** What to produce **
Write only the number of lines holding the string "knowledgebase".

** Listing **
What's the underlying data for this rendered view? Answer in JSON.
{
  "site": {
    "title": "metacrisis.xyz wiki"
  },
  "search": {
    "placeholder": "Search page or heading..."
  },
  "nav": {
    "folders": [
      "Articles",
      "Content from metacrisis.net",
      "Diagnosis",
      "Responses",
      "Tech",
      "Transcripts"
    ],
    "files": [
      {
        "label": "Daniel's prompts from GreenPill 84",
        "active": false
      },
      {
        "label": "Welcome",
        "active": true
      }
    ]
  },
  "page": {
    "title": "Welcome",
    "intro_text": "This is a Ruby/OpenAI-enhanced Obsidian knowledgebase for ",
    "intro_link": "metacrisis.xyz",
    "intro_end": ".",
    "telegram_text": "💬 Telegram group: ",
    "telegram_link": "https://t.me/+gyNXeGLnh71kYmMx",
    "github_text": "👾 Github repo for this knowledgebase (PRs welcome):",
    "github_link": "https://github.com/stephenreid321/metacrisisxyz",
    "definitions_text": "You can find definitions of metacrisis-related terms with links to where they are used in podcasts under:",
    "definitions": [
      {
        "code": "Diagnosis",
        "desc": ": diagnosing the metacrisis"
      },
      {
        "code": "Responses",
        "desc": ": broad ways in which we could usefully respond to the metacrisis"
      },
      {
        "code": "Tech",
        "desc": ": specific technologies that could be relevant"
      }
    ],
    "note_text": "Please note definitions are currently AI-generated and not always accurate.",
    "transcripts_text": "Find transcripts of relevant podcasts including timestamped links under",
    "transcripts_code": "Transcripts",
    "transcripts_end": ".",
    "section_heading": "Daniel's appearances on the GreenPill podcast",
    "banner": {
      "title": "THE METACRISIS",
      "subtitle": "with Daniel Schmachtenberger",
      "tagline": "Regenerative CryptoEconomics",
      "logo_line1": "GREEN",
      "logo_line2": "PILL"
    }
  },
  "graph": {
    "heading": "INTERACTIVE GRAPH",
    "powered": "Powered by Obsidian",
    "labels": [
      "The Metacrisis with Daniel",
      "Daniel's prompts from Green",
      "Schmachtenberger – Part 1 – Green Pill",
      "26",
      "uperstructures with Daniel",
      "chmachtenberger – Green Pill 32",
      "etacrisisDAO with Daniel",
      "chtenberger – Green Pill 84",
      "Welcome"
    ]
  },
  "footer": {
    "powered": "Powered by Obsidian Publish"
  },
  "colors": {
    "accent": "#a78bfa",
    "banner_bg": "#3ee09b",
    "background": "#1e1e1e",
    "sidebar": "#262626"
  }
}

** Worked solution **
2